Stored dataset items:
******************************

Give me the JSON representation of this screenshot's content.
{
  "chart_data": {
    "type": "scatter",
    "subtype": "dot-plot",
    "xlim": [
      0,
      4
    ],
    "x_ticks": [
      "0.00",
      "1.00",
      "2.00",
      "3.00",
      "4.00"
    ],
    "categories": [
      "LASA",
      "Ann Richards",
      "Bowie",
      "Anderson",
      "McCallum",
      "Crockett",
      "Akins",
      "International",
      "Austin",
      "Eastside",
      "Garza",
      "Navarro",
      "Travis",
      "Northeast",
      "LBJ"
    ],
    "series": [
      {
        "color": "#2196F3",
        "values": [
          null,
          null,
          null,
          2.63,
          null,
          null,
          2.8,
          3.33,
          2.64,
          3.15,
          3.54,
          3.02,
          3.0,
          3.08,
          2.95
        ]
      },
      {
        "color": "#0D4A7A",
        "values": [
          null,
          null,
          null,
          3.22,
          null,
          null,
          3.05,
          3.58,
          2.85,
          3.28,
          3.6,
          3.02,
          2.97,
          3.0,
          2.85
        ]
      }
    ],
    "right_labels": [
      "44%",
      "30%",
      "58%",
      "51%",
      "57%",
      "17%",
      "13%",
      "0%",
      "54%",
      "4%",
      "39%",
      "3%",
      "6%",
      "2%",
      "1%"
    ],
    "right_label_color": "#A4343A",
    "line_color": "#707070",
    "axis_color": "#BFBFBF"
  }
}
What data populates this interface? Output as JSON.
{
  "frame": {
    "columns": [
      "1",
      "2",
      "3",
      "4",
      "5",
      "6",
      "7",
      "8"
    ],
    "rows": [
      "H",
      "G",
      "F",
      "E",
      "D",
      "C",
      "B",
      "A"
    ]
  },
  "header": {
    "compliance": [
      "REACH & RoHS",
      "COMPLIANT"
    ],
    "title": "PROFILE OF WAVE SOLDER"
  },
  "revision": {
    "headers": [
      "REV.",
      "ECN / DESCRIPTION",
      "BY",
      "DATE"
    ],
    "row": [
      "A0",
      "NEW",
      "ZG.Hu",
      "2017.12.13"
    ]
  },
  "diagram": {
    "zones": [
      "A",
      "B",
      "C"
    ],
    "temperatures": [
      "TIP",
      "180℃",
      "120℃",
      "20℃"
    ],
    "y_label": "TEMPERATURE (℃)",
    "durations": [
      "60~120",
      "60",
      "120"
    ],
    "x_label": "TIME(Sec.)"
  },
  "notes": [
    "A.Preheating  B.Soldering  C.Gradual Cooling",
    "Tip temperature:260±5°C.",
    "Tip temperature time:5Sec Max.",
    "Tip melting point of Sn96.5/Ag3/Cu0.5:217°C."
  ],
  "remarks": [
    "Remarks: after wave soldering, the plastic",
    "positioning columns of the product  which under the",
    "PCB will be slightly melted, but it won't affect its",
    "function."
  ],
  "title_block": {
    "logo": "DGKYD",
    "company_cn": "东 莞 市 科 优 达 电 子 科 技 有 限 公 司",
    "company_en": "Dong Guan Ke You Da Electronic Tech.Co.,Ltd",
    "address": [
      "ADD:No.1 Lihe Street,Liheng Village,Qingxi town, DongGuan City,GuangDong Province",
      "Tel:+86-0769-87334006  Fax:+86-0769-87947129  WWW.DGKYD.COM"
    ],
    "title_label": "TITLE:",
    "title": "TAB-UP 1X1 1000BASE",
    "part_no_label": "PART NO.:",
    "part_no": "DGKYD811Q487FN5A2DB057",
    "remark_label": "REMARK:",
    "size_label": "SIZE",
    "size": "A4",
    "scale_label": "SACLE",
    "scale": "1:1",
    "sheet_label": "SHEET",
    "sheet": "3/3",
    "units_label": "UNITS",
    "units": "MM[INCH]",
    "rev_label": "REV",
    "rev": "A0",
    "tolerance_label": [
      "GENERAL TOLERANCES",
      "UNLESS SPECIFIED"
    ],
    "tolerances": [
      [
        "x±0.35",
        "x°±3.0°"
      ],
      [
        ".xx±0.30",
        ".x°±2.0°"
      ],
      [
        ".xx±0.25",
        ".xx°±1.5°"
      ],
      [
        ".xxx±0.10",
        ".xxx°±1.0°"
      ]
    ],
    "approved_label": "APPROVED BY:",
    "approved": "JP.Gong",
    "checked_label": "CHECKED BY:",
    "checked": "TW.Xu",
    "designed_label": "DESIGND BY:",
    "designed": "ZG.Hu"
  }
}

******************************

● Description of the task: Filter the records, keeping only lines that contain "this", and show those lines.

● Solved exercise:
Give me the JSON representation of this screenshot's content.
What data populates this interface? Output as JSON.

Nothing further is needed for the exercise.